» Given task:
Your task is to copy the listing exactly. Drop any pictures from the copy.

» Given entries:

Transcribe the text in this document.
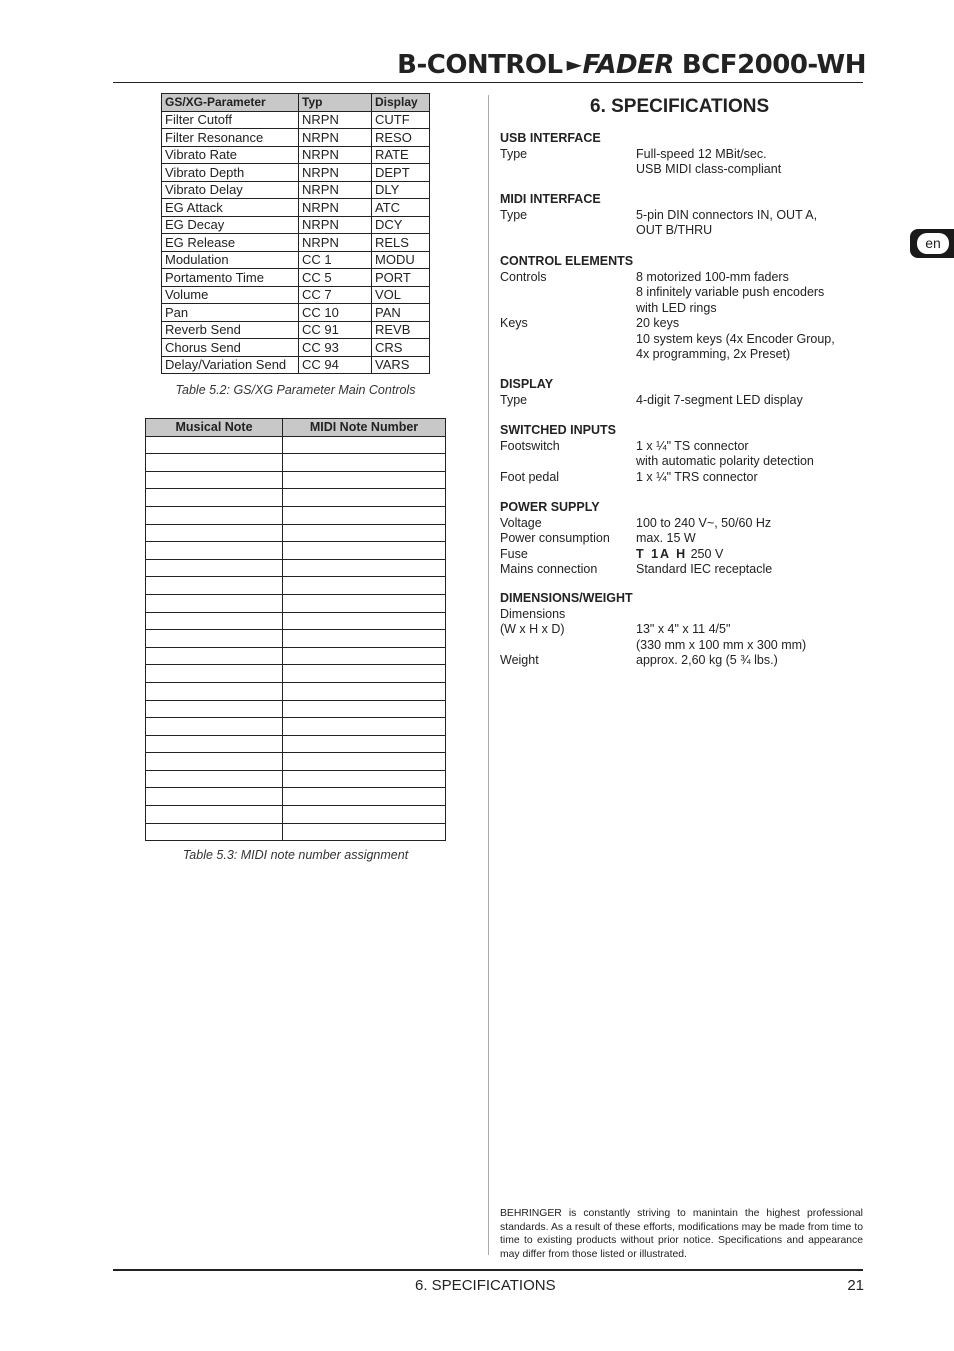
B-CONTROL ►FADER BCF2000-WH
en
GS/XG-Parameter	Typ	Display
Filter Cutoff	NRPN	CUTF
Filter Resonance	NRPN	RESO
Vibrato Rate	NRPN	RATE
Vibrato Depth	NRPN	DEPT
Vibrato Delay	NRPN	DLY
EG Attack	NRPN	ATC
EG Decay	NRPN	DCY
EG Release	NRPN	RELS
Modulation	CC 1	MODU
Portamento Time	CC 5	PORT
Volume	CC 7	VOL
Pan	CC 10	PAN
Reverb Send	CC 91	REVB
Chorus Send	CC 93	CRS
Delay/Variation Send	CC 94	VARS
Table 5.2: GS/XG Parameter Main Controls
Musical Note	MIDI Note Number

Table 5.3: MIDI note number assignment
6. SPECIFICATIONS
USB INTERFACE
Type	Full-speed 12 MBit/sec.
USB MIDI class-compliant
MIDI INTERFACE
Type	5-pin DIN connectors IN, OUT A,
OUT B/THRU
CONTROL ELEMENTS
Controls	8 motorized 100-mm faders
8 infinitely variable push encoders
with LED rings
Keys	20 keys
10 system keys (4x Encoder Group,
4x programming, 2x Preset)
DISPLAY
Type	4-digit 7-segment LED display
SWITCHED INPUTS
Footswitch	1 x ¼" TS connector
with automatic polarity detection
Foot pedal	1 x ¼" TRS connector
POWER SUPPLY
Voltage	100 to 240 V~, 50/60 Hz
Power consumption max. 15 W
Fuse	T 1A H 250 V
Mains connection	Standard IEC receptacle
DIMENSIONS/WEIGHT
Dimensions

(W x H x D)	13" x 4" x 11 4/5"
(330 mm x 100 mm x 300 mm)
Weight	approx. 2,60 kg (5 ¾ lbs.)
BEHRINGER is constantly striving to manintain the highest professional standards. As a result of these efforts, modifications may be made from time to time to existing products without prior notice. Specifications and appearance may differ from those listed or illustrated.
6. SPECIFICATIONS	21
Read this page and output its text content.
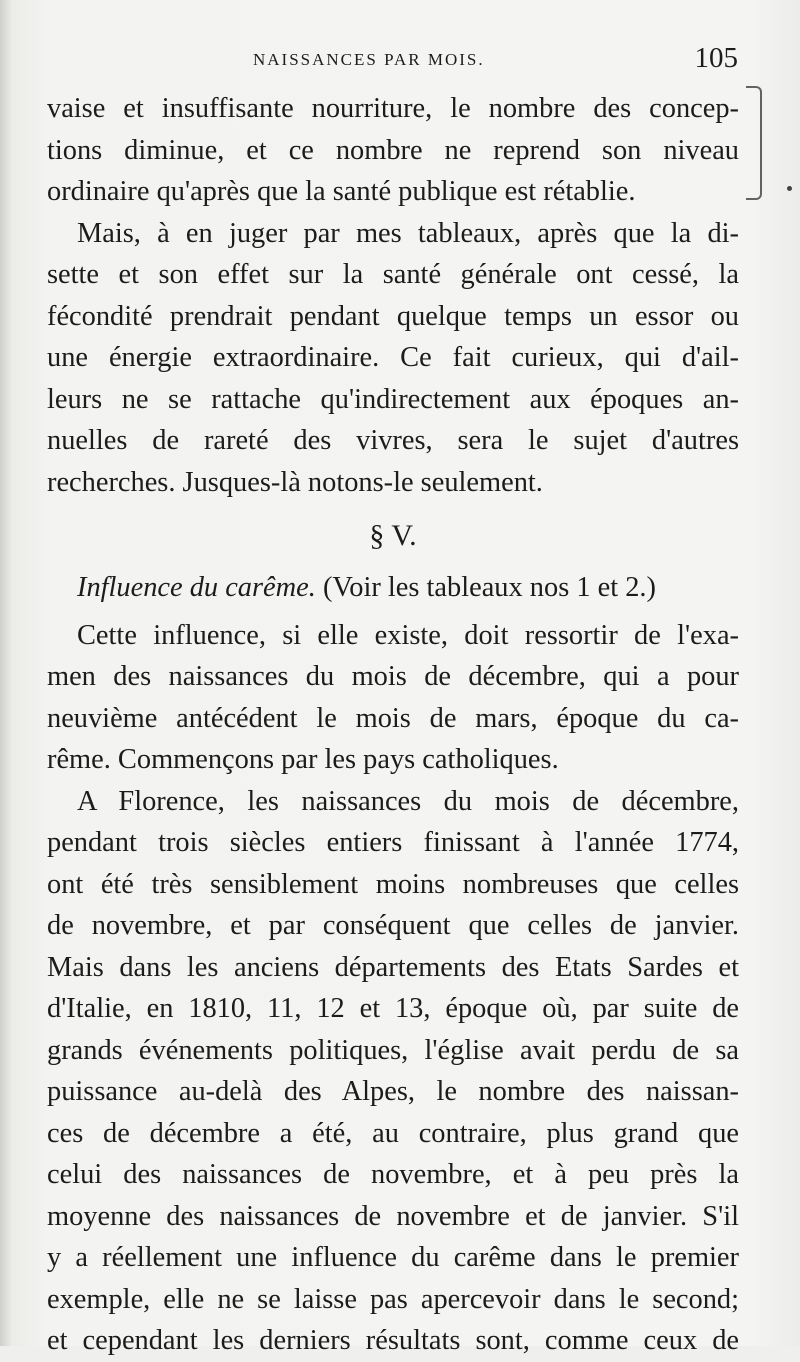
NAISSANCES PAR MOIS.	105
vaise et insuffisante nourriture, le nombre des concep-
tions diminue, et ce nombre ne reprend son niveau
ordinaire qu'après que la santé publique est rétablie.
Mais, à en juger par mes tableaux, après que la di-
sette et son effet sur la santé générale ont cessé, la
fécondité prendrait pendant quelque temps un essor ou
une énergie extraordinaire. Ce fait curieux, qui d'ail-
leurs ne se rattache qu'indirectement aux époques an-
nuelles de rareté des vivres, sera le sujet d'autres
recherches. Jusques-là notons-le seulement.
§ V.
Influence du carême. (Voir les tableaux nos 1 et 2.)
Cette influence, si elle existe, doit ressortir de l'exa-
men des naissances du mois de décembre, qui a pour
neuvième antécédent le mois de mars, époque du ca-
rême. Commençons par les pays catholiques.
A Florence, les naissances du mois de décembre,
pendant trois siècles entiers finissant à l'année 1774,
ont été très sensiblement moins nombreuses que celles
de novembre, et par conséquent que celles de janvier.
Mais dans les anciens départements des Etats Sardes et
d'Italie, en 1810, 11, 12 et 13, époque où, par suite de
grands événements politiques, l'église avait perdu de sa
puissance au-delà des Alpes, le nombre des naissan-
ces de décembre a été, au contraire, plus grand que
celui des naissances de novembre, et à peu près la
moyenne des naissances de novembre et de janvier. S'il
y a réellement une influence du carême dans le premier
exemple, elle ne se laisse pas apercevoir dans le second;
et cependant les derniers résultats sont, comme ceux de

» Finished exercise:
Transcribe the text in this document.
B-CONTROL ►FADER BCF2000-WH
en
GS/XG-Parameter	Typ	Display
Filter Cutoff	NRPN	CUTF
Filter Resonance	NRPN	RESO
Vibrato Rate	NRPN	RATE
Vibrato Depth	NRPN	DEPT
Vibrato Delay	NRPN	DLY
EG Attack	NRPN	ATC
EG Decay	NRPN	DCY
EG Release	NRPN	RELS
Modulation	CC 1	MODU
Portamento Time	CC 5	PORT
Volume	CC 7	VOL
Pan	CC 10	PAN
Reverb Send	CC 91	REVB
Chorus Send	CC 93	CRS
Delay/Variation Send	CC 94	VARS
Table 5.2: GS/XG Parameter Main Controls
Musical Note	MIDI Note Number

Table 5.3: MIDI note number assignment
6. SPECIFICATIONS
USB INTERFACE
Type	Full-speed 12 MBit/sec.
USB MIDI class-compliant
MIDI INTERFACE
Type	5-pin DIN connectors IN, OUT A,
OUT B/THRU
CONTROL ELEMENTS
Controls	8 motorized 100-mm faders
8 infinitely variable push encoders
with LED rings
Keys	20 keys
10 system keys (4x Encoder Group,
4x programming, 2x Preset)
DISPLAY
Type	4-digit 7-segment LED display
SWITCHED INPUTS
Footswitch	1 x ¼" TS connector
with automatic polarity detection
Foot pedal	1 x ¼" TRS connector
POWER SUPPLY
Voltage	100 to 240 V~, 50/60 Hz
Power consumption max. 15 W
Fuse	T 1A H 250 V
Mains connection	Standard IEC receptacle
DIMENSIONS/WEIGHT
Dimensions

(W x H x D)	13" x 4" x 11 4/5"
(330 mm x 100 mm x 300 mm)
Weight	approx. 2,60 kg (5 ¾ lbs.)
BEHRINGER is constantly striving to manintain the highest professional standards. As a result of these efforts, modifications may be made from time to time to existing products without prior notice. Specifications and appearance may differ from those listed or illustrated.
6. SPECIFICATIONS	21
Read this page and output its text content.
NAISSANCES PAR MOIS.	105
vaise et insuffisante nourriture, le nombre des concep-
tions diminue, et ce nombre ne reprend son niveau
ordinaire qu'après que la santé publique est rétablie.
Mais, à en juger par mes tableaux, après que la di-
sette et son effet sur la santé générale ont cessé, la
fécondité prendrait pendant quelque temps un essor ou
une énergie extraordinaire. Ce fait curieux, qui d'ail-
leurs ne se rattache qu'indirectement aux époques an-
nuelles de rareté des vivres, sera le sujet d'autres
recherches. Jusques-là notons-le seulement.
§ V.
Influence du carême. (Voir les tableaux nos 1 et 2.)
Cette influence, si elle existe, doit ressortir de l'exa-
men des naissances du mois de décembre, qui a pour
neuvième antécédent le mois de mars, époque du ca-
rême. Commençons par les pays catholiques.
A Florence, les naissances du mois de décembre,
pendant trois siècles entiers finissant à l'année 1774,
ont été très sensiblement moins nombreuses que celles
de novembre, et par conséquent que celles de janvier.
Mais dans les anciens départements des Etats Sardes et
d'Italie, en 1810, 11, 12 et 13, époque où, par suite de
grands événements politiques, l'église avait perdu de sa
puissance au-delà des Alpes, le nombre des naissan-
ces de décembre a été, au contraire, plus grand que
celui des naissances de novembre, et à peu près la
moyenne des naissances de novembre et de janvier. S'il
y a réellement une influence du carême dans le premier
exemple, elle ne se laisse pas apercevoir dans le second;
et cependant les derniers résultats sont, comme ceux de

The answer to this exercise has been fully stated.